● **Written task**: Every record below is to be retyped exactly.

● **Records shown**:
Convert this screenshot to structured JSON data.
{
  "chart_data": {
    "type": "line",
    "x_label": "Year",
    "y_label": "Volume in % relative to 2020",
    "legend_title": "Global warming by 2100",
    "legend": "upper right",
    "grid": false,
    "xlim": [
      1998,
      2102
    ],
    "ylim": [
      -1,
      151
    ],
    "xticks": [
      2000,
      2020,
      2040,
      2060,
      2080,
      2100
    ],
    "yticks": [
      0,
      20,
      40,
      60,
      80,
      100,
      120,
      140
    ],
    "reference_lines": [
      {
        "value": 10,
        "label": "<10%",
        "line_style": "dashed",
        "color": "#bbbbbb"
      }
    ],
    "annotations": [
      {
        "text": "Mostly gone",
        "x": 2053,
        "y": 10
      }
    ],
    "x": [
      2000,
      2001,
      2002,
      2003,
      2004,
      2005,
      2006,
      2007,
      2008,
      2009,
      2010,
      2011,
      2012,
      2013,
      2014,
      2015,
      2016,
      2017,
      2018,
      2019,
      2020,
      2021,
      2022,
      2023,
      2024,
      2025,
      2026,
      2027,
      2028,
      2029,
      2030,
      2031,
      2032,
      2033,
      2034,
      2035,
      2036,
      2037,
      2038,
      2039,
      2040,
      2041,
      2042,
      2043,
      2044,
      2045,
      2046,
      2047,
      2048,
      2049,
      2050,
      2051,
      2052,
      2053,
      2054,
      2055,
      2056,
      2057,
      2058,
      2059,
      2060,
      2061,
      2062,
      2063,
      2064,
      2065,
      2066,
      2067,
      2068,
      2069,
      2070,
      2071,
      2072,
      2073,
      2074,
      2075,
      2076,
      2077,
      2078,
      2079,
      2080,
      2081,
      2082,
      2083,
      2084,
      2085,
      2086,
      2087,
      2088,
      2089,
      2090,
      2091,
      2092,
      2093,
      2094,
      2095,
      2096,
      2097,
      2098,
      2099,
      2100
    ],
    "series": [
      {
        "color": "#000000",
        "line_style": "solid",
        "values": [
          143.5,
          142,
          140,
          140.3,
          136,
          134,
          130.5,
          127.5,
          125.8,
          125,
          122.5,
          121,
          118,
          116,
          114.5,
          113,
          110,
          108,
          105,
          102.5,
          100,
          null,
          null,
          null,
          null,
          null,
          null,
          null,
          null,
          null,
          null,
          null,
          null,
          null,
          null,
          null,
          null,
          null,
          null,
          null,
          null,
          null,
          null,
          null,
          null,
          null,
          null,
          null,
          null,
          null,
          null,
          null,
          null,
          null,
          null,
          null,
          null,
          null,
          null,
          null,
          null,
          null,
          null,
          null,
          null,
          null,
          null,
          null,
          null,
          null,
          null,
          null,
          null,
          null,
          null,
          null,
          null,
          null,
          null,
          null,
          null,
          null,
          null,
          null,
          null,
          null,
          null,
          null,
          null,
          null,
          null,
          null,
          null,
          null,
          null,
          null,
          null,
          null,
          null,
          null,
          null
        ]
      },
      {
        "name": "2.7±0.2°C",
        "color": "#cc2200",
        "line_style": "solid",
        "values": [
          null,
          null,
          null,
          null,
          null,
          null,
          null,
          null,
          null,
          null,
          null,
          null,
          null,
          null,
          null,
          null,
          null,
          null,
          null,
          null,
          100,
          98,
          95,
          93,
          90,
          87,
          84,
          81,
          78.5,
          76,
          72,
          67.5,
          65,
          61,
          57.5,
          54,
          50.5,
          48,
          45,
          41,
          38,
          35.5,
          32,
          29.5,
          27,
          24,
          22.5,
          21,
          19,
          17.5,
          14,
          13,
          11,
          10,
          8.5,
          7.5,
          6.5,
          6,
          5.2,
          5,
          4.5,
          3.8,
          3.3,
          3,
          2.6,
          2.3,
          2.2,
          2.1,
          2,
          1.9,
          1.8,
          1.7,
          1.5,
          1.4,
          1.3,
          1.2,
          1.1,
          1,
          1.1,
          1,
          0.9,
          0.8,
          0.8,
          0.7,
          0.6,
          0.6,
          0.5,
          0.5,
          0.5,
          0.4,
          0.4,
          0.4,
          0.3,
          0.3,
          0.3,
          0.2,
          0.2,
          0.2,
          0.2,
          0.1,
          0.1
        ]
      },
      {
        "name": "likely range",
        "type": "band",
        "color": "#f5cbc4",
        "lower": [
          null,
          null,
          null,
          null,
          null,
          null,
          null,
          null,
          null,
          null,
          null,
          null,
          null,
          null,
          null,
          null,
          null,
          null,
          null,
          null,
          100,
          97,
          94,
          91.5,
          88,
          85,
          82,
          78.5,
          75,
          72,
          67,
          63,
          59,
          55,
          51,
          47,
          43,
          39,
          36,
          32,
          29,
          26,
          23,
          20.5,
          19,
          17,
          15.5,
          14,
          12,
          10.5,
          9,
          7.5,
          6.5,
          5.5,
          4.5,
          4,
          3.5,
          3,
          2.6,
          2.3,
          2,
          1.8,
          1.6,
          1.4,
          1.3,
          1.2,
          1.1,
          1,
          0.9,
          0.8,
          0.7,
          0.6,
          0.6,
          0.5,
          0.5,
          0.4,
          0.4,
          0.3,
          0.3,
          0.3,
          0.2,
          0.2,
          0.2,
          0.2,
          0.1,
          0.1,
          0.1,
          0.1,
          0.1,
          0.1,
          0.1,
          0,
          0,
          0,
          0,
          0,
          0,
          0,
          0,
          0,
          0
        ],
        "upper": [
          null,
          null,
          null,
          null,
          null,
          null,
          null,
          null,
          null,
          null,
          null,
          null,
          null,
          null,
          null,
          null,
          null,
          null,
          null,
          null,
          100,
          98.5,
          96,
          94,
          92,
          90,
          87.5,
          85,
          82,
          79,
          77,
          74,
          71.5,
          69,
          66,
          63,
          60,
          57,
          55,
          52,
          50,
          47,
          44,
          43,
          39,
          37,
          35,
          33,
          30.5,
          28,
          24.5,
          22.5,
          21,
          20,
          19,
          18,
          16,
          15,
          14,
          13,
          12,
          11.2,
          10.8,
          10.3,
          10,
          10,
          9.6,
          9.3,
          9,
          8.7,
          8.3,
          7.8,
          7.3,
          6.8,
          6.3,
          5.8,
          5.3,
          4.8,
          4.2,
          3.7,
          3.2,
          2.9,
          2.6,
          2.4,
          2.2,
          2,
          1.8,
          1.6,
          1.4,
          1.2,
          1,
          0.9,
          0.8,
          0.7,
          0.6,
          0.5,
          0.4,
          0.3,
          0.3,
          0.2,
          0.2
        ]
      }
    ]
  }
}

● **Reply to the task**:
Convert this screenshot to structured JSON data.
{
  "chart_data": {
    "type": "line",
    "x_label": "Year",
    "y_label": "Volume in % relative to 2020",
    "legend_title": "Global warming by 2100",
    "legend": "upper right",
    "grid": false,
    "xlim": [
      1998,
      2102
    ],
    "ylim": [
      -1,
      151
    ],
    "xticks": [
      2000,
      2020,
      2040,
      2060,
      2080,
      2100
    ],
    "yticks": [
      0,
      20,
      40,
      60,
      80,
      100,
      120,
      140
    ],
    "reference_lines": [
      {
        "value": 10,
        "label": "<10%",
        "line_style": "dashed",
        "color": "#bbbbbb"
      }
    ],
    "annotations": [
      {
        "text": "Mostly gone",
        "x": 2053,
        "y": 10
      }
    ],
    "x": [
      2000,
      2001,
      2002,
      2003,
      2004,
      2005,
      2006,
      2007,
      2008,
      2009,
      2010,
      2011,
      2012,
      2013,
      2014,
      2015,
      2016,
      2017,
      2018,
      2019,
      2020,
      2021,
      2022,
      2023,
      2024,
      2025,
      2026,
      2027,
      2028,
      2029,
      2030,
      2031,
      2032,
      2033,
      2034,
      2035,
      2036,
      2037,
      2038,
      2039,
      2040,
      2041,
      2042,
      2043,
      2044,
      2045,
      2046,
      2047,
      2048,
      2049,
      2050,
      2051,
      2052,
      2053,
      2054,
      2055,
      2056,
      2057,
      2058,
      2059,
      2060,
      2061,
      2062,
      2063,
      2064,
      2065,
      2066,
      2067,
      2068,
      2069,
      2070,
      2071,
      2072,
      2073,
      2074,
      2075,
      2076,
      2077,
      2078,
      2079,
      2080,
      2081,
      2082,
      2083,
      2084,
      2085,
      2086,
      2087,
      2088,
      2089,
      2090,
      2091,
      2092,
      2093,
      2094,
      2095,
      2096,
      2097,
      2098,
      2099,
      2100
    ],
    "series": [
      {
        "color": "#000000",
        "line_style": "solid",
        "values": [
          143.5,
          142,
          140,
          140.3,
          136,
          134,
          130.5,
          127.5,
          125.8,
          125,
          122.5,
          121,
          118,
          116,
          114.5,
          113,
          110,
          108,
          105,
          102.5,
          100,
          null,
          null,
          null,
          null,
          null,
          null,
          null,
          null,
          null,
          null,
          null,
          null,
          null,
          null,
          null,
          null,
          null,
          null,
          null,
          null,
          null,
          null,
          null,
          null,
          null,
          null,
          null,
          null,
          null,
          null,
          null,
          null,
          null,
          null,
          null,
          null,
          null,
          null,
          null,
          null,
          null,
          null,
          null,
          null,
          null,
          null,
          null,
          null,
          null,
          null,
          null,
          null,
          null,
          null,
          null,
          null,
          null,
          null,
          null,
          null,
          null,
          null,
          null,
          null,
          null,
          null,
          null,
          null,
          null,
          null,
          null,
          null,
          null,
          null,
          null,
          null,
          null,
          null,
          null,
          null
        ]
      },
      {
        "name": "2.7±0.2°C",
        "color": "#cc2200",
        "line_style": "solid",
        "values": [
          null,
          null,
          null,
          null,
          null,
          null,
          null,
          null,
          null,
          null,
          null,
          null,
          null,
          null,
          null,
          null,
          null,
          null,
          null,
          null,
          100,
          98,
          95,
          93,
          90,
          87,
          84,
          81,
          78.5,
          76,
          72,
          67.5,
          65,
          61,
          57.5,
          54,
          50.5,
          48,
          45,
          41,
          38,
          35.5,
          32,
          29.5,
          27,
          24,
          22.5,
          21,
          19,
          17.5,
          14,
          13,
          11,
          10,
          8.5,
          7.5,
          6.5,
          6,
          5.2,
          5,
          4.5,
          3.8,
          3.3,
          3,
          2.6,
          2.3,
          2.2,
          2.1,
          2,
          1.9,
          1.8,
          1.7,
          1.5,
          1.4,
          1.3,
          1.2,
          1.1,
          1,
          1.1,
          1,
          0.9,
          0.8,
          0.8,
          0.7,
          0.6,
          0.6,
          0.5,
          0.5,
          0.5,
          0.4,
          0.4,
          0.4,
          0.3,
          0.3,
          0.3,
          0.2,
          0.2,
          0.2,
          0.2,
          0.1,
          0.1
        ]
      },
      {
        "name": "likely range",
        "type": "band",
        "color": "#f5cbc4",
        "lower": [
          null,
          null,
          null,
          null,
          null,
          null,
          null,
          null,
          null,
          null,
          null,
          null,
          null,
          null,
          null,
          null,
          null,
          null,
          null,
          null,
          100,
          97,
          94,
          91.5,
          88,
          85,
          82,
          78.5,
          75,
          72,
          67,
          63,
          59,
          55,
          51,
          47,
          43,
          39,
          36,
          32,
          29,
          26,
          23,
          20.5,
          19,
          17,
          15.5,
          14,
          12,
          10.5,
          9,
          7.5,
          6.5,
          5.5,
          4.5,
          4,
          3.5,
          3,
          2.6,
          2.3,
          2,
          1.8,
          1.6,
          1.4,
          1.3,
          1.2,
          1.1,
          1,
          0.9,
          0.8,
          0.7,
          0.6,
          0.6,
          0.5,
          0.5,
          0.4,
          0.4,
          0.3,
          0.3,
          0.3,
          0.2,
          0.2,
          0.2,
          0.2,
          0.1,
          0.1,
          0.1,
          0.1,
          0.1,
          0.1,
          0.1,
          0,
          0,
          0,
          0,
          0,
          0,
          0,
          0,
          0,
          0
        ],
        "upper": [
          null,
          null,
          null,
          null,
          null,
          null,
          null,
          null,
          null,
          null,
          null,
          null,
          null,
          null,
          null,
          null,
          null,
          null,
          null,
          null,
          100,
          98.5,
          96,
          94,
          92,
          90,
          87.5,
          85,
          82,
          79,
          77,
          74,
          71.5,
          69,
          66,
          63,
          60,
          57,
          55,
          52,
          50,
          47,
          44,
          43,
          39,
          37,
          35,
          33,
          30.5,
          28,
          24.5,
          22.5,
          21,
          20,
          19,
          18,
          16,
          15,
          14,
          13,
          12,
          11.2,
          10.8,
          10.3,
          10,
          10,
          9.6,
          9.3,
          9,
          8.7,
          8.3,
          7.8,
          7.3,
          6.8,
          6.3,
          5.8,
          5.3,
          4.8,
          4.2,
          3.7,
          3.2,
          2.9,
          2.6,
          2.4,
          2.2,
          2,
          1.8,
          1.6,
          1.4,
          1.2,
          1,
          0.9,
          0.8,
          0.7,
          0.6,
          0.5,
          0.4,
          0.3,
          0.3,
          0.2,
          0.2
        ]
      }
    ]
  }
}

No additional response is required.